- [Brief] Turn all of the material below into a numbered list, one line per item, and skip any blank lines.
-- start of Dataset records --
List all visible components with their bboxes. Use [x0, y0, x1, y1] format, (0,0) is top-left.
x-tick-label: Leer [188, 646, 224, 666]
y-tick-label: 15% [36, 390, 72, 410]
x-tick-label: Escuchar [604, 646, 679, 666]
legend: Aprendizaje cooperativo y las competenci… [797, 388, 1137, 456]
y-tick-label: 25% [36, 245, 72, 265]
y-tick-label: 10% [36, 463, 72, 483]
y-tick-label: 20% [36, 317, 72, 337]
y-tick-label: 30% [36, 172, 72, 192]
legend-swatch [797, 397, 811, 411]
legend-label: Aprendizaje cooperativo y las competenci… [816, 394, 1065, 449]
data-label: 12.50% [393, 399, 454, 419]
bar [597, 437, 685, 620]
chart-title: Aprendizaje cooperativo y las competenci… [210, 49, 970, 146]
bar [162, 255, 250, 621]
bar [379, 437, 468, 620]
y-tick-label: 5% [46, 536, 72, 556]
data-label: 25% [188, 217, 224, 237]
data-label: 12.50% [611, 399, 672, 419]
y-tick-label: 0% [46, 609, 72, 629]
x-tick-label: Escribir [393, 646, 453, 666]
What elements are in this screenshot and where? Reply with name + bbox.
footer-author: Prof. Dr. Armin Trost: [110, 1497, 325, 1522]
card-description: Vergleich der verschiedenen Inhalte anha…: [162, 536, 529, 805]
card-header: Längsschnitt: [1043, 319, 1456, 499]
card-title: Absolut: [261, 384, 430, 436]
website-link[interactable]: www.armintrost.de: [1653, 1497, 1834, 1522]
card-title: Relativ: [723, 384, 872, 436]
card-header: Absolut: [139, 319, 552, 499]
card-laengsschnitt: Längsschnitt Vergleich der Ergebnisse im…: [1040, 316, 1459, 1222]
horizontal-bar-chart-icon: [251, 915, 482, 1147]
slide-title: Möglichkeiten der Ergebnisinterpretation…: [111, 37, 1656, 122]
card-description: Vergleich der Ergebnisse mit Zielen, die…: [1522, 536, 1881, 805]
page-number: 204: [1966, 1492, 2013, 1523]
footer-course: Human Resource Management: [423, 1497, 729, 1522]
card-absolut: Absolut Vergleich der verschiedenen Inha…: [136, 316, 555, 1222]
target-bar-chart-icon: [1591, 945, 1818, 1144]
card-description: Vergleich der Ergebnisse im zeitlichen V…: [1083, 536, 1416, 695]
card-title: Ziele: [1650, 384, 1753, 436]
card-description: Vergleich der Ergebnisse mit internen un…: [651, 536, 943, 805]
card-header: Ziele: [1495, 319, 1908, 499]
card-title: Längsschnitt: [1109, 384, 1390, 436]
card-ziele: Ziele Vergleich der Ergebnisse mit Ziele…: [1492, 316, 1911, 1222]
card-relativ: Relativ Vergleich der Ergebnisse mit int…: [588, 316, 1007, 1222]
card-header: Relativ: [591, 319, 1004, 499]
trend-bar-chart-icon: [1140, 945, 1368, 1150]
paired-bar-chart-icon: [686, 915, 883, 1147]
-- end of Dataset records --
- [Answer to the exercise]
1. List all visible components with their bboxes. Use [x0, y0, x1, y1] format, (0,0) is top-left.
2. x-tick-label: Leer [188, 646, 224, 666]
3. y-tick-label: 15% [36, 390, 72, 410]
4. x-tick-label: Escuchar [604, 646, 679, 666]
5. legend: Aprendizaje cooperativo y las competenci… [797, 388, 1137, 456]
6. y-tick-label: 25% [36, 245, 72, 265]
7. y-tick-label: 10% [36, 463, 72, 483]
8. y-tick-label: 20% [36, 317, 72, 337]
9. y-tick-label: 30% [36, 172, 72, 192]
10. legend-swatch [797, 397, 811, 411]
11. legend-label: Aprendizaje cooperativo y las competenci… [816, 394, 1065, 449]
12. data-label: 12.50% [393, 399, 454, 419]
13. bar [597, 437, 685, 620]
14. chart-title: Aprendizaje cooperativo y las competenci… [210, 49, 970, 146]
15. bar [162, 255, 250, 621]
16. bar [379, 437, 468, 620]
17. y-tick-label: 5% [46, 536, 72, 556]
18. data-label: 25% [188, 217, 224, 237]
19. data-label: 12.50% [611, 399, 672, 419]
20. y-tick-label: 0% [46, 609, 72, 629]
21. x-tick-label: Escribir [393, 646, 453, 666]
22. What elements are in this screenshot and where? Reply with name + bbox.
23. footer-author: Prof. Dr. Armin Trost: [110, 1497, 325, 1522]
24. card-description: Vergleich der verschiedenen Inhalte anha…: [162, 536, 529, 805]
25. card-header: Längsschnitt: [1043, 319, 1456, 499]
26. card-title: Absolut: [261, 384, 430, 436]
27. website-link[interactable]: www.armintrost.de: [1653, 1497, 1834, 1522]
28. card-title: Relativ: [723, 384, 872, 436]
29. card-header: Absolut: [139, 319, 552, 499]
30. card-laengsschnitt: Längsschnitt Vergleich der Ergebnisse im…: [1040, 316, 1459, 1222]
31. horizontal-bar-chart-icon: [251, 915, 482, 1147]
32. slide-title: Möglichkeiten der Ergebnisinterpretation…: [111, 37, 1656, 122]
33. card-description: Vergleich der Ergebnisse mit Zielen, die…: [1522, 536, 1881, 805]
34. page-number: 204: [1966, 1492, 2013, 1523]
35. footer-course: Human Resource Management: [423, 1497, 729, 1522]
36. card-absolut: Absolut Vergleich der verschiedenen Inha…: [136, 316, 555, 1222]
37. target-bar-chart-icon: [1591, 945, 1818, 1144]
38. card-description: Vergleich der Ergebnisse im zeitlichen V…: [1083, 536, 1416, 695]
39. card-title: Ziele: [1650, 384, 1753, 436]
40. card-description: Vergleich der Ergebnisse mit internen un…: [651, 536, 943, 805]
41. card-header: Ziele: [1495, 319, 1908, 499]
42. card-title: Längsschnitt: [1109, 384, 1390, 436]
43. card-ziele: Ziele Vergleich der Ergebnisse mit Ziele…: [1492, 316, 1911, 1222]
44. card-relativ: Relativ Vergleich der Ergebnisse mit int…: [588, 316, 1007, 1222]
45. card-header: Relativ: [591, 319, 1004, 499]
46. trend-bar-chart-icon: [1140, 945, 1368, 1150]
47. paired-bar-chart-icon: [686, 915, 883, 1147]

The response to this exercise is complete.